■ Provided data:
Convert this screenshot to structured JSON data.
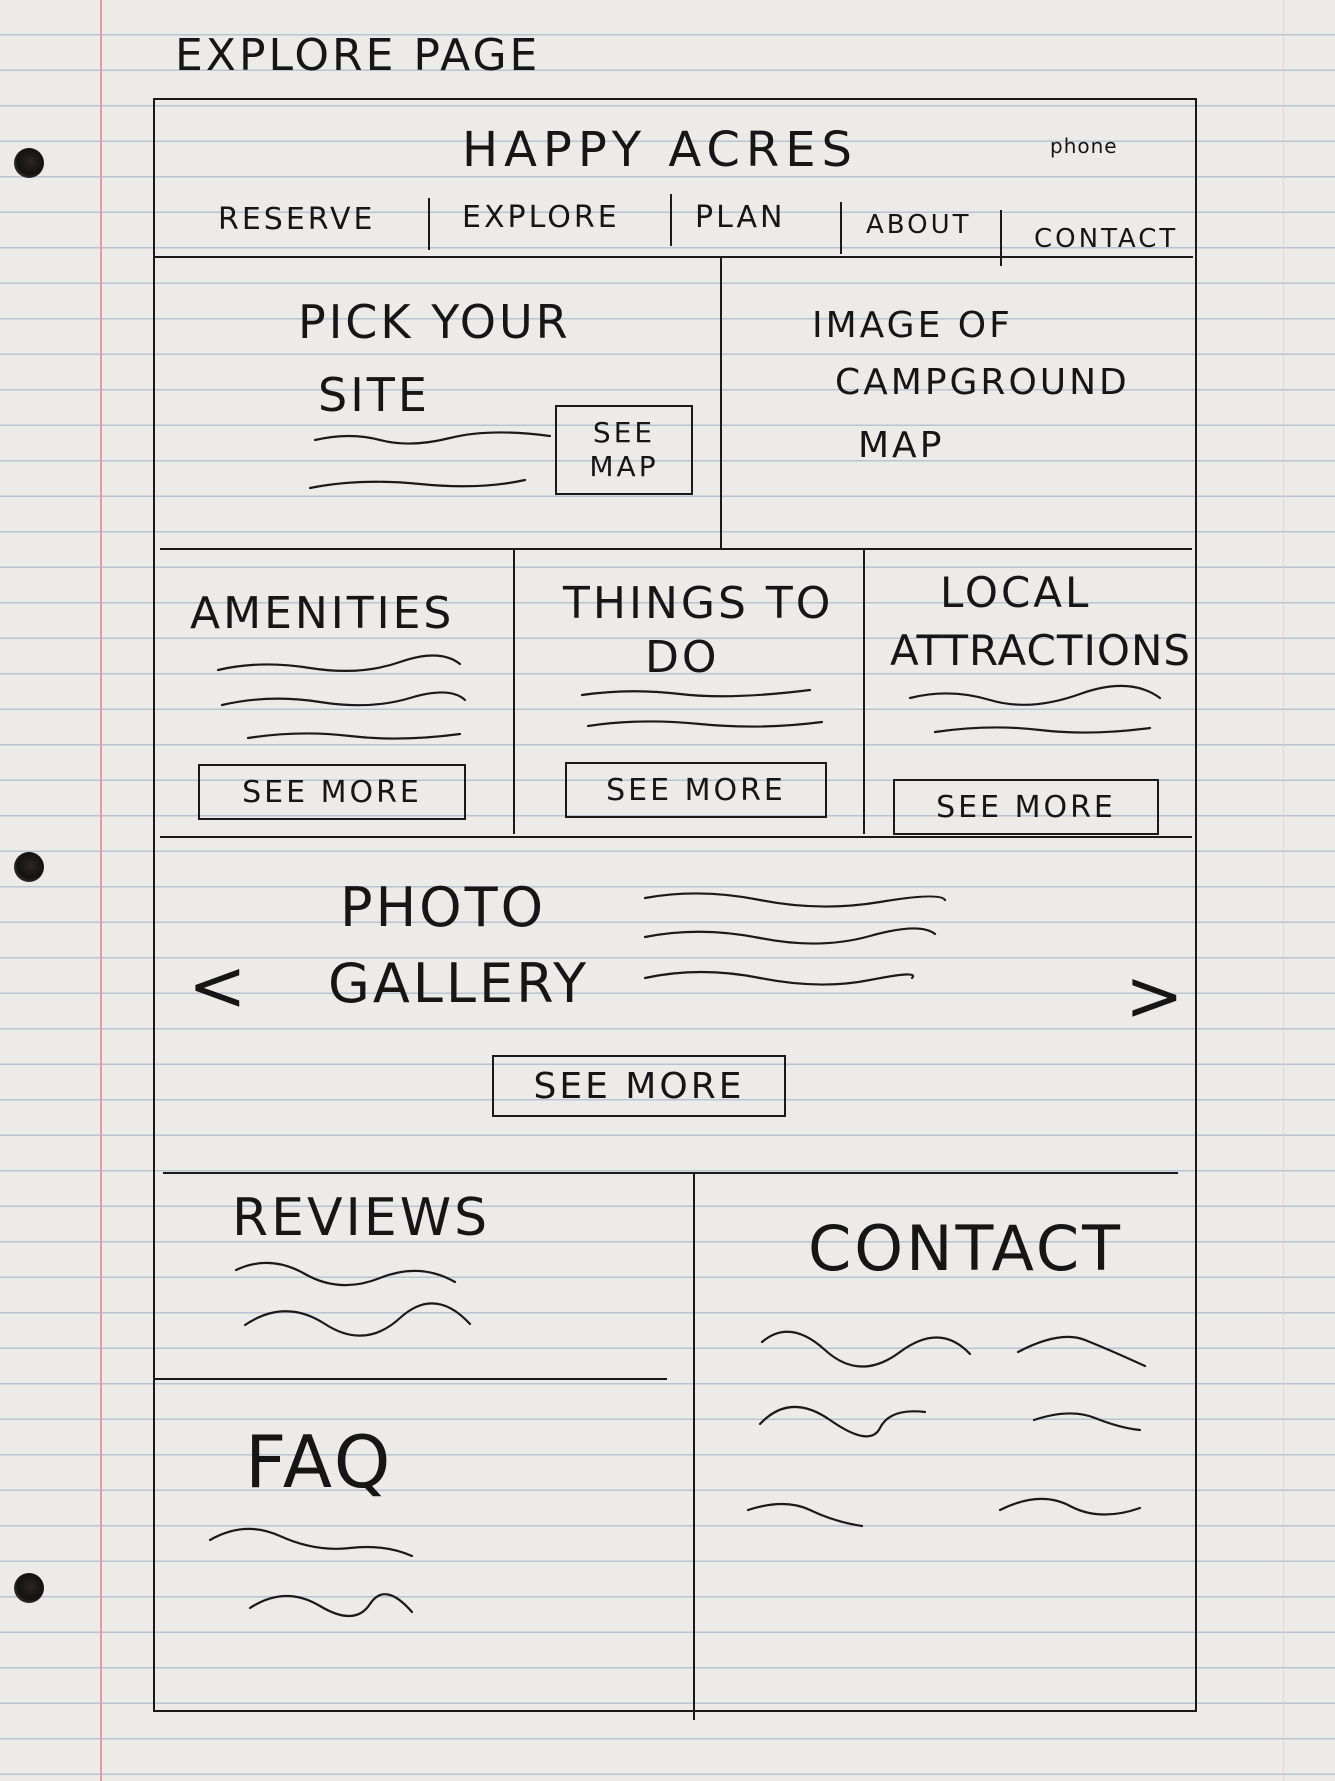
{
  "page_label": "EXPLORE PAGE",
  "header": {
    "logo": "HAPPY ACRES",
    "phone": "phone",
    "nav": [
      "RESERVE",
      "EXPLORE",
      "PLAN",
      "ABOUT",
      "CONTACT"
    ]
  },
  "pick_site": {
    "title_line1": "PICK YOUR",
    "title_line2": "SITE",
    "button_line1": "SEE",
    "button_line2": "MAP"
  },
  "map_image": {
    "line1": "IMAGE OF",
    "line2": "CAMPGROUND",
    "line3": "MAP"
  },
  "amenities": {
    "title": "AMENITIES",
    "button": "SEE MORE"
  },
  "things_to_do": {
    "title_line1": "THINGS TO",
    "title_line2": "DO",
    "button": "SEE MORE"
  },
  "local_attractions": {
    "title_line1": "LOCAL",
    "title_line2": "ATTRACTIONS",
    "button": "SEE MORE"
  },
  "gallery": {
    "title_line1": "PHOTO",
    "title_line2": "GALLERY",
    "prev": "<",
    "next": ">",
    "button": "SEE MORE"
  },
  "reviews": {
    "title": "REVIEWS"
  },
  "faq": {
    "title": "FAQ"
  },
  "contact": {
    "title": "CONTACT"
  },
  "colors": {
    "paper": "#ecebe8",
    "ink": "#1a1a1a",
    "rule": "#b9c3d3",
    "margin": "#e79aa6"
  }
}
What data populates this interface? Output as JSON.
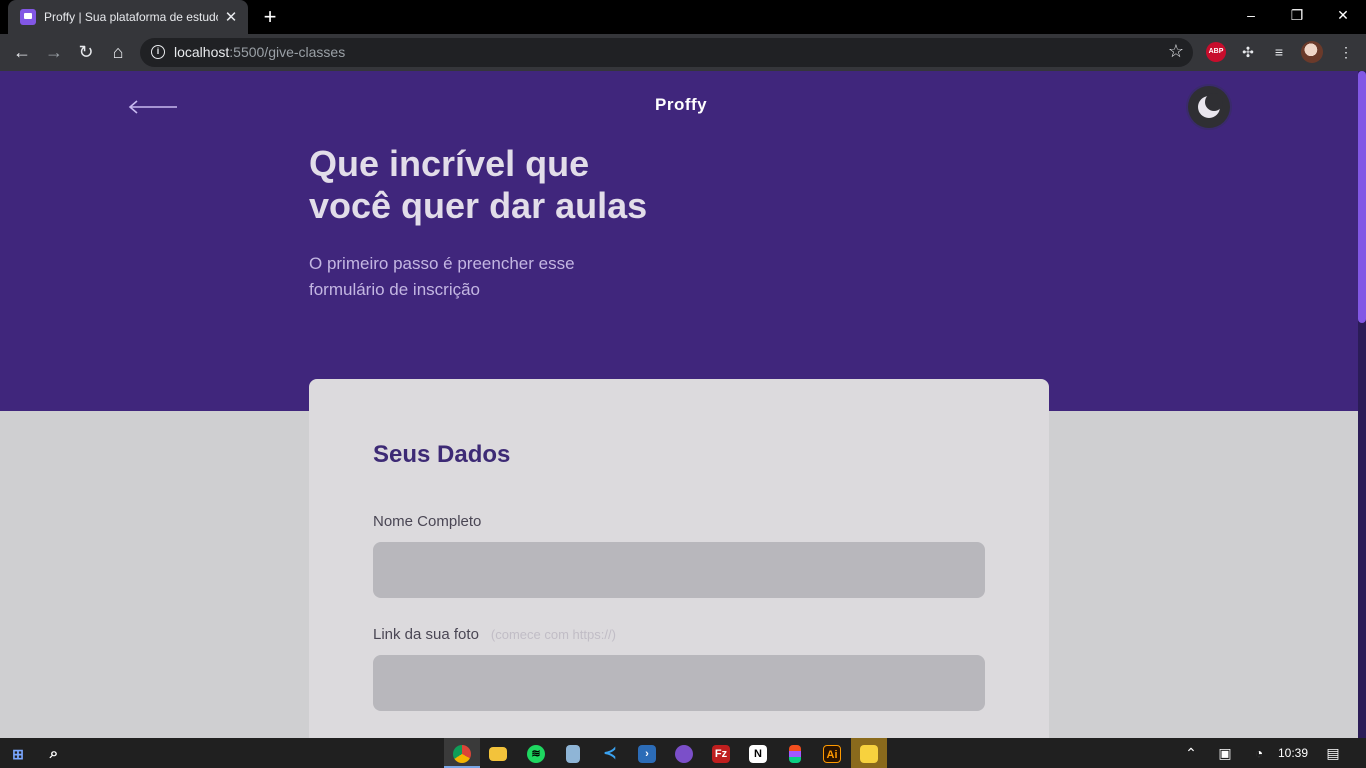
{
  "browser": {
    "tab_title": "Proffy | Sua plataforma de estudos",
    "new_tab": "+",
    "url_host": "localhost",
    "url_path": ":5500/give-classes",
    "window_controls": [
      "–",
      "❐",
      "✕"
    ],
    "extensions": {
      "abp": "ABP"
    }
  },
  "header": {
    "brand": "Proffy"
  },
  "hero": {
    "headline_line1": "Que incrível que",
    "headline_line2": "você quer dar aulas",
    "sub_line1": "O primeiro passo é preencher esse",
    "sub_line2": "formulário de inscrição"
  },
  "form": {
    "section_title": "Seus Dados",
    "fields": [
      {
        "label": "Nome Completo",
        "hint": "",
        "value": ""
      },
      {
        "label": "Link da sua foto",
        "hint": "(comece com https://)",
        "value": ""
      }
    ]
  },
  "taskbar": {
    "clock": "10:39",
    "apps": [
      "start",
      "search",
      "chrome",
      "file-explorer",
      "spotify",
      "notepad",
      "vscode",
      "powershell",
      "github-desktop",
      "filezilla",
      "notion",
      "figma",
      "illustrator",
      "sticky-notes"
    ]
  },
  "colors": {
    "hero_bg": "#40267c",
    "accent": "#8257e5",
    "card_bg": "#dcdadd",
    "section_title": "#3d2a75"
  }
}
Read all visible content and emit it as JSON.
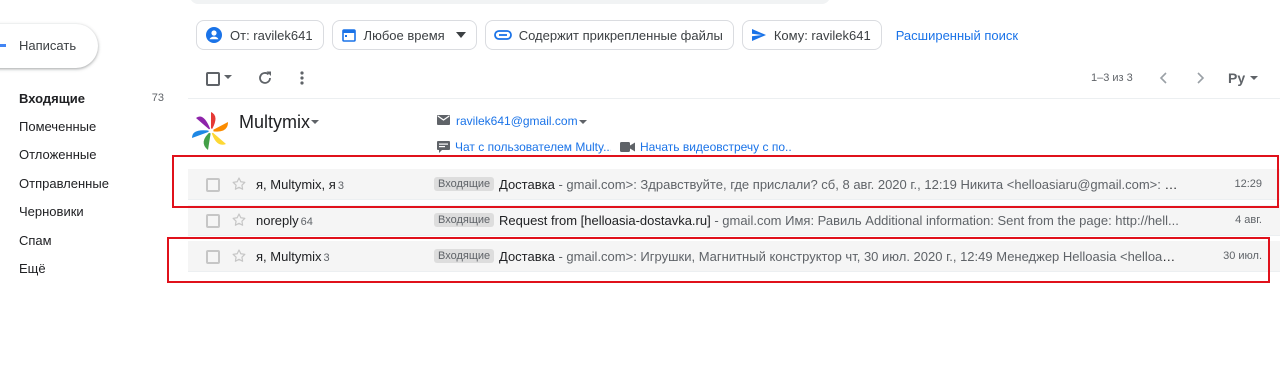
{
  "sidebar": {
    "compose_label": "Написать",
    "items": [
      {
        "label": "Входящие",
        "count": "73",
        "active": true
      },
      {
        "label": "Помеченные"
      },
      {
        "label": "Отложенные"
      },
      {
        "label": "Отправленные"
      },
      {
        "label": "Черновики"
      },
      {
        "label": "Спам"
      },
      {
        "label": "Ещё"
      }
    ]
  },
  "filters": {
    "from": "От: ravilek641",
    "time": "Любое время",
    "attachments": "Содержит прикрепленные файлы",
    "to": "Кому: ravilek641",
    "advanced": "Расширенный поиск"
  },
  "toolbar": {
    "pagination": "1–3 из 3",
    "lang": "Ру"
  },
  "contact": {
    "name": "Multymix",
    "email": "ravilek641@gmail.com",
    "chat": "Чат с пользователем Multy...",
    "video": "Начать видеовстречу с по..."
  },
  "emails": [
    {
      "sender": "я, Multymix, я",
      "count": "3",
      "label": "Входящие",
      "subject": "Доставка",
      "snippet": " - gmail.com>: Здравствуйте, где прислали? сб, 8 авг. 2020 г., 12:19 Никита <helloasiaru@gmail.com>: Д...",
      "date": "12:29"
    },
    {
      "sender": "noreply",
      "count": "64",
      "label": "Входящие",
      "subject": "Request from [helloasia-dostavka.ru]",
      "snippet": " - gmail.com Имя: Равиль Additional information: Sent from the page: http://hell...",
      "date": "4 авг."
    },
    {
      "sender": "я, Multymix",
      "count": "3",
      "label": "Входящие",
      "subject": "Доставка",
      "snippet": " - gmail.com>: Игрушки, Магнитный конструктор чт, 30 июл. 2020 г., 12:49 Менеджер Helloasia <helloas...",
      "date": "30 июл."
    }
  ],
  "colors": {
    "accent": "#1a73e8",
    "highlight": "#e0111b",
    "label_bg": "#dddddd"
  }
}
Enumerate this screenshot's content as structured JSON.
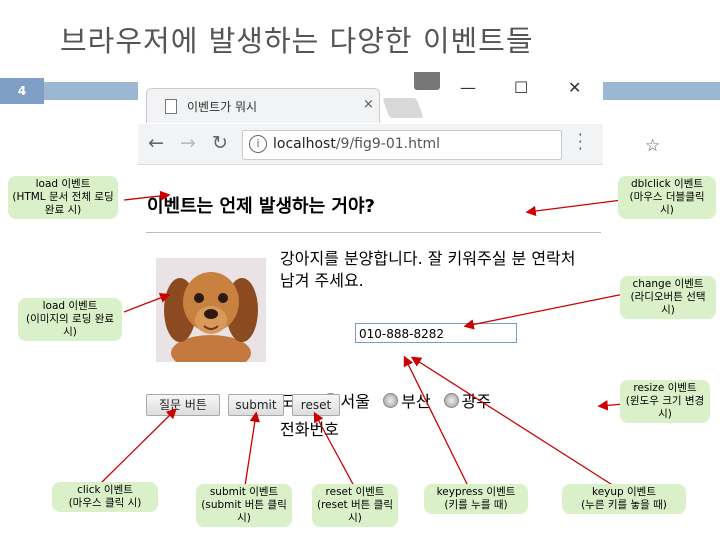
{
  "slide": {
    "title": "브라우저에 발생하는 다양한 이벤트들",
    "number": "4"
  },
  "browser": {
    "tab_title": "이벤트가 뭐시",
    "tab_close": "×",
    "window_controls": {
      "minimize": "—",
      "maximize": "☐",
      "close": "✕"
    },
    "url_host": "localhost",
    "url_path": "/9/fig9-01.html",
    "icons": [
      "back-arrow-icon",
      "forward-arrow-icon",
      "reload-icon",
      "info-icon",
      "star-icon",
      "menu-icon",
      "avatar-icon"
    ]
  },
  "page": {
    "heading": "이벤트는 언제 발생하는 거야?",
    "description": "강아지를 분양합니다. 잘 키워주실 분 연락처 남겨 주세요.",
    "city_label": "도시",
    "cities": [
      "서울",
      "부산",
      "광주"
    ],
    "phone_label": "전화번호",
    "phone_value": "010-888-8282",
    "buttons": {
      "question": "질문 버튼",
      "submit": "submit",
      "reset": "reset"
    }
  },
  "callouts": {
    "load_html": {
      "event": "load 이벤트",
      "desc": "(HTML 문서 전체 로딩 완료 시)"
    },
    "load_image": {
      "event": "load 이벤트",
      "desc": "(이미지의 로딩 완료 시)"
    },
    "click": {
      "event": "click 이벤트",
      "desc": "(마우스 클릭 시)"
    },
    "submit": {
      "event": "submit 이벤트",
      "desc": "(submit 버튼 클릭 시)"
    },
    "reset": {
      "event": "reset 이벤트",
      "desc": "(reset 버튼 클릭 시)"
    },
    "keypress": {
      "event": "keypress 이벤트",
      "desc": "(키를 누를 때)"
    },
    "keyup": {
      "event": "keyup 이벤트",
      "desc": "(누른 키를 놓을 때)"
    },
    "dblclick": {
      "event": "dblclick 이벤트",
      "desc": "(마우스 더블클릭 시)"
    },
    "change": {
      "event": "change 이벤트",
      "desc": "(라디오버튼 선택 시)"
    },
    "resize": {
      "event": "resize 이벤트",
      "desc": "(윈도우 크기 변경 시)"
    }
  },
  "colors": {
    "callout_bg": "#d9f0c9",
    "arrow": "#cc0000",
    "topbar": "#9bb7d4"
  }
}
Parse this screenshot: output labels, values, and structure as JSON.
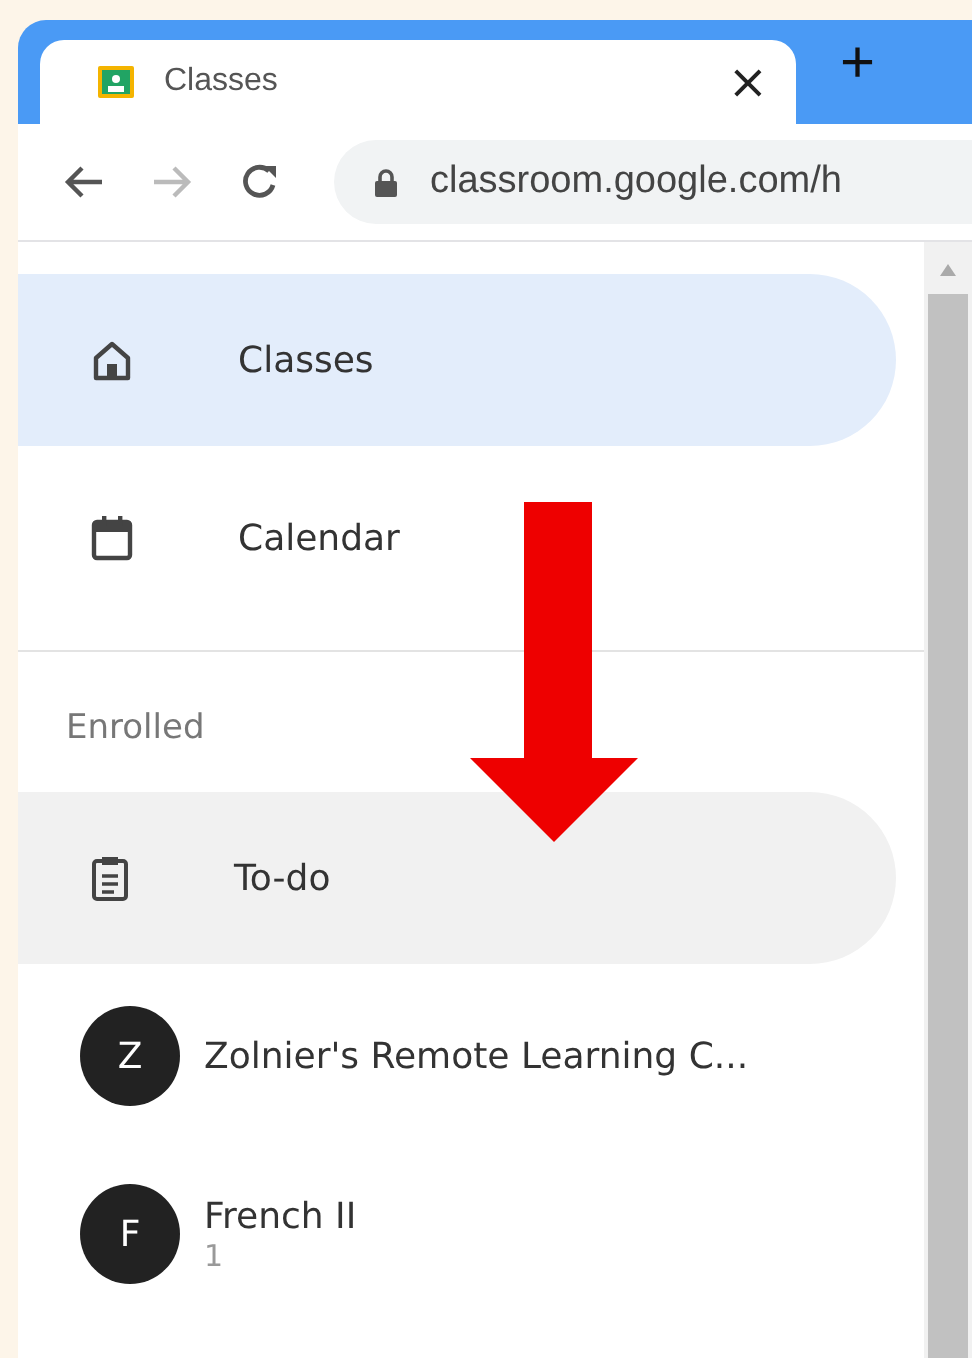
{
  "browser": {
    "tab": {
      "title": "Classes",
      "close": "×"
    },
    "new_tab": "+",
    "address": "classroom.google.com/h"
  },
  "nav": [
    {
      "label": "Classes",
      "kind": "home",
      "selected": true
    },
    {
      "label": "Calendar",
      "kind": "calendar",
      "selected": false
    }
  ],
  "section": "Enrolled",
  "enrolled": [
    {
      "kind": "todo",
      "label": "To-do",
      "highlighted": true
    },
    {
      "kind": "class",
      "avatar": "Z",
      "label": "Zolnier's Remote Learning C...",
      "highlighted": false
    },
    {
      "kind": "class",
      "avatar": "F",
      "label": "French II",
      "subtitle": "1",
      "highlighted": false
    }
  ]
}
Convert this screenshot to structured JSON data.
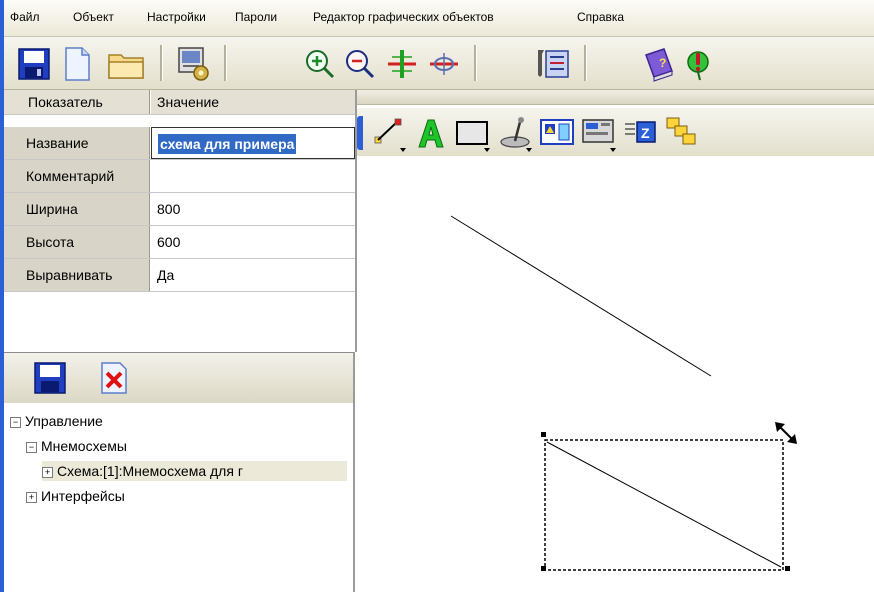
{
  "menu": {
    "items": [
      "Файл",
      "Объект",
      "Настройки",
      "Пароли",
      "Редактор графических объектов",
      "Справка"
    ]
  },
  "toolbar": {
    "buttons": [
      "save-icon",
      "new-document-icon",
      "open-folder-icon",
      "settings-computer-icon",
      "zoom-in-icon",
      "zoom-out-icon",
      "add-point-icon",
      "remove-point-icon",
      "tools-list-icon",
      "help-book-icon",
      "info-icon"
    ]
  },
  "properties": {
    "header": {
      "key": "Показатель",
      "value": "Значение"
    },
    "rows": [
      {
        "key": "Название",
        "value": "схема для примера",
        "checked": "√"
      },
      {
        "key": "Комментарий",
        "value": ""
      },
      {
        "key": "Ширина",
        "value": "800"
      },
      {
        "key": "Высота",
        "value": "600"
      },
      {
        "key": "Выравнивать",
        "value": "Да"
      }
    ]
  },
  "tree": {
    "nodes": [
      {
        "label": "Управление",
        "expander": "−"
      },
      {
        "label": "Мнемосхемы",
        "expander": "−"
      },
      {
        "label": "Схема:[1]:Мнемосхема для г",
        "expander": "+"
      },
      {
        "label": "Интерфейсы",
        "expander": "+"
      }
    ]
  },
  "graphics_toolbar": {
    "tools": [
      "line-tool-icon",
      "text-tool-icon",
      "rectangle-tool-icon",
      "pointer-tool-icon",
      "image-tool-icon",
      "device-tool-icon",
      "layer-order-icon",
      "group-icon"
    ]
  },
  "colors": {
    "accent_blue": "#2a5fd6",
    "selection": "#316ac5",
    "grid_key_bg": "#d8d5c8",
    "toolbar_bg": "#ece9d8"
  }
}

■ Task goal: Using the listing, collect all lines in which the string "submit" is found.

■ Exercise output:
      "submit": "submit",
    "submit": {
      "event": "submit 이벤트",
      "desc": "(submit 버튼 클릭 시)"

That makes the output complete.